* **EXERCISE PROMPT**:
All the records that follow need to be reproduced exactly. Omit the images.

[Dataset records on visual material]
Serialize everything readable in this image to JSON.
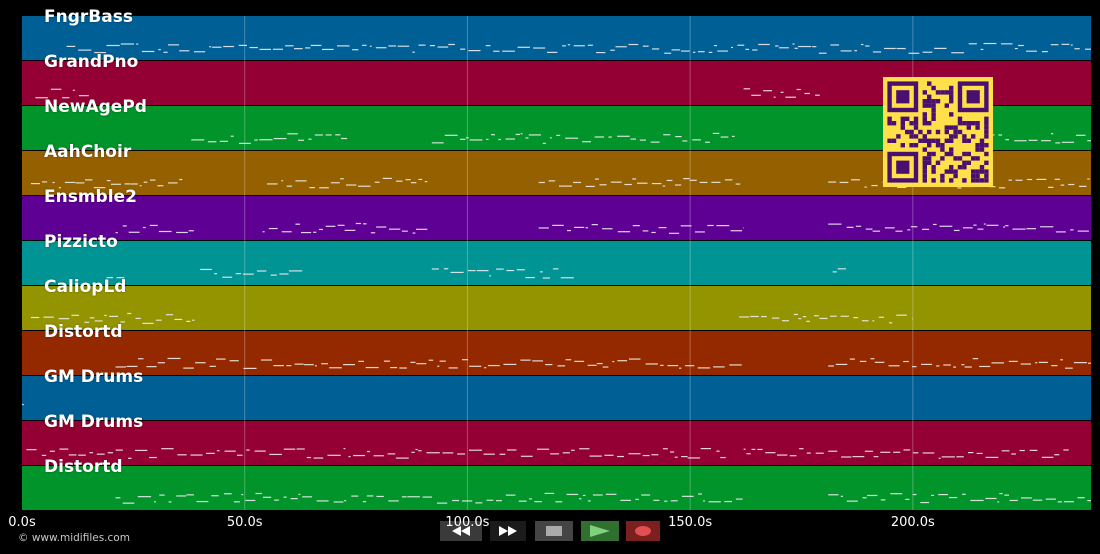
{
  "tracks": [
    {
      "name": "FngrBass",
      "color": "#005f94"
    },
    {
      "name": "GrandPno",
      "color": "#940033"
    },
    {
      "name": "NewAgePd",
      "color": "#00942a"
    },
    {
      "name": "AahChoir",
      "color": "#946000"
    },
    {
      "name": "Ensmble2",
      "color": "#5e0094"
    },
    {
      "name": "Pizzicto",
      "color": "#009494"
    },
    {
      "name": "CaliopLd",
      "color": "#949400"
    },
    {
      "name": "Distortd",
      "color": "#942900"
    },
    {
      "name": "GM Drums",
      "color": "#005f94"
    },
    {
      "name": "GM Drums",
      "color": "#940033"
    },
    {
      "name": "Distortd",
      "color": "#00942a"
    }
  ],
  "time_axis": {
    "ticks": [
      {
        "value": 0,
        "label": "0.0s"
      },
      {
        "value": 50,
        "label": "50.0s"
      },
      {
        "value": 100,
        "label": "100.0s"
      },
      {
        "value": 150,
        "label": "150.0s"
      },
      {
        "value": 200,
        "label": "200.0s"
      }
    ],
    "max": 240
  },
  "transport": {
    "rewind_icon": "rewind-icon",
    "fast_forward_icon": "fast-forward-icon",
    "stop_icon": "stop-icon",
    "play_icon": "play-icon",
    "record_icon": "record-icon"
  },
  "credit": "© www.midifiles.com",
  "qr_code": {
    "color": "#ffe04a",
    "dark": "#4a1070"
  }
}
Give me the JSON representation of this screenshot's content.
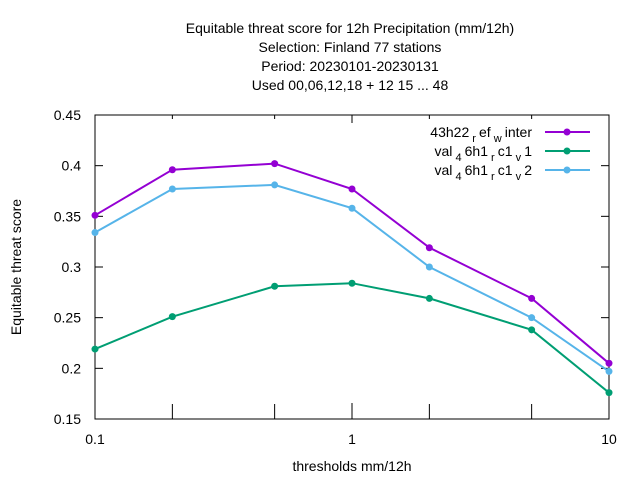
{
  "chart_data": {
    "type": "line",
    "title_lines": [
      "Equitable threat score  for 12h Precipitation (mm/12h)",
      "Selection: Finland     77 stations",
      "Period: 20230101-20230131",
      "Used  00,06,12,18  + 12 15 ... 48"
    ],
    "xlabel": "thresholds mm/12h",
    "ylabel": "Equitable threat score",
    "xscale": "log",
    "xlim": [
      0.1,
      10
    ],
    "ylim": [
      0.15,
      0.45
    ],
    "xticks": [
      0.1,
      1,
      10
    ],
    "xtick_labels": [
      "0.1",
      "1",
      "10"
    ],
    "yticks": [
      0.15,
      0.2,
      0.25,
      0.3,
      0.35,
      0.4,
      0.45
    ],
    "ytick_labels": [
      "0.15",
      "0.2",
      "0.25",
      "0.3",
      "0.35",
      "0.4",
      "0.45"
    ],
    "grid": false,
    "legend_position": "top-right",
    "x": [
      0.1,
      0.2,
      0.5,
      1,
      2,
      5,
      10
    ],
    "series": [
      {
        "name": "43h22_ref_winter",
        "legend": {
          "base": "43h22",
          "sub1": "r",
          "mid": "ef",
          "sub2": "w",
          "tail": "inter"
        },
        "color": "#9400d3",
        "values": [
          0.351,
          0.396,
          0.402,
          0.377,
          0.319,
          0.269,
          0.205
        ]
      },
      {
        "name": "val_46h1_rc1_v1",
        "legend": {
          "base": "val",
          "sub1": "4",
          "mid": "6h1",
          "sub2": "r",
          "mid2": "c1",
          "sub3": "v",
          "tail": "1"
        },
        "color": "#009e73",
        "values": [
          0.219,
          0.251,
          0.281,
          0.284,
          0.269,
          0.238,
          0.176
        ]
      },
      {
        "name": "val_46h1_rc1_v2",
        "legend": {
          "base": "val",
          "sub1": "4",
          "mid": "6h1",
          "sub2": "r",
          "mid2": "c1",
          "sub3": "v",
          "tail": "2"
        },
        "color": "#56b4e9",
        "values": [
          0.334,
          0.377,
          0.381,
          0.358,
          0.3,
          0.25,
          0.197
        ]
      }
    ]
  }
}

* **OUTPUT**:
Serialize everything readable in this image to JSON.
{
  "tracks": [
    {
      "name": "FngrBass",
      "color": "#005f94"
    },
    {
      "name": "GrandPno",
      "color": "#940033"
    },
    {
      "name": "NewAgePd",
      "color": "#00942a"
    },
    {
      "name": "AahChoir",
      "color": "#946000"
    },
    {
      "name": "Ensmble2",
      "color": "#5e0094"
    },
    {
      "name": "Pizzicto",
      "color": "#009494"
    },
    {
      "name": "CaliopLd",
      "color": "#949400"
    },
    {
      "name": "Distortd",
      "color": "#942900"
    },
    {
      "name": "GM Drums",
      "color": "#005f94"
    },
    {
      "name": "GM Drums",
      "color": "#940033"
    },
    {
      "name": "Distortd",
      "color": "#00942a"
    }
  ],
  "time_axis": {
    "ticks": [
      {
        "value": 0,
        "label": "0.0s"
      },
      {
        "value": 50,
        "label": "50.0s"
      },
      {
        "value": 100,
        "label": "100.0s"
      },
      {
        "value": 150,
        "label": "150.0s"
      },
      {
        "value": 200,
        "label": "200.0s"
      }
    ],
    "max": 240
  },
  "transport": {
    "rewind_icon": "rewind-icon",
    "fast_forward_icon": "fast-forward-icon",
    "stop_icon": "stop-icon",
    "play_icon": "play-icon",
    "record_icon": "record-icon"
  },
  "credit": "© www.midifiles.com",
  "qr_code": {
    "color": "#ffe04a",
    "dark": "#4a1070"
  }
}
Give me the JSON representation of this screenshot's content.
{
  "chart_data": {
    "type": "line",
    "title_lines": [
      "Equitable threat score  for 12h Precipitation (mm/12h)",
      "Selection: Finland     77 stations",
      "Period: 20230101-20230131",
      "Used  00,06,12,18  + 12 15 ... 48"
    ],
    "xlabel": "thresholds mm/12h",
    "ylabel": "Equitable threat score",
    "xscale": "log",
    "xlim": [
      0.1,
      10
    ],
    "ylim": [
      0.15,
      0.45
    ],
    "xticks": [
      0.1,
      1,
      10
    ],
    "xtick_labels": [
      "0.1",
      "1",
      "10"
    ],
    "yticks": [
      0.15,
      0.2,
      0.25,
      0.3,
      0.35,
      0.4,
      0.45
    ],
    "ytick_labels": [
      "0.15",
      "0.2",
      "0.25",
      "0.3",
      "0.35",
      "0.4",
      "0.45"
    ],
    "grid": false,
    "legend_position": "top-right",
    "x": [
      0.1,
      0.2,
      0.5,
      1,
      2,
      5,
      10
    ],
    "series": [
      {
        "name": "43h22_ref_winter",
        "legend": {
          "base": "43h22",
          "sub1": "r",
          "mid": "ef",
          "sub2": "w",
          "tail": "inter"
        },
        "color": "#9400d3",
        "values": [
          0.351,
          0.396,
          0.402,
          0.377,
          0.319,
          0.269,
          0.205
        ]
      },
      {
        "name": "val_46h1_rc1_v1",
        "legend": {
          "base": "val",
          "sub1": "4",
          "mid": "6h1",
          "sub2": "r",
          "mid2": "c1",
          "sub3": "v",
          "tail": "1"
        },
        "color": "#009e73",
        "values": [
          0.219,
          0.251,
          0.281,
          0.284,
          0.269,
          0.238,
          0.176
        ]
      },
      {
        "name": "val_46h1_rc1_v2",
        "legend": {
          "base": "val",
          "sub1": "4",
          "mid": "6h1",
          "sub2": "r",
          "mid2": "c1",
          "sub3": "v",
          "tail": "2"
        },
        "color": "#56b4e9",
        "values": [
          0.334,
          0.377,
          0.381,
          0.358,
          0.3,
          0.25,
          0.197
        ]
      }
    ]
  }
}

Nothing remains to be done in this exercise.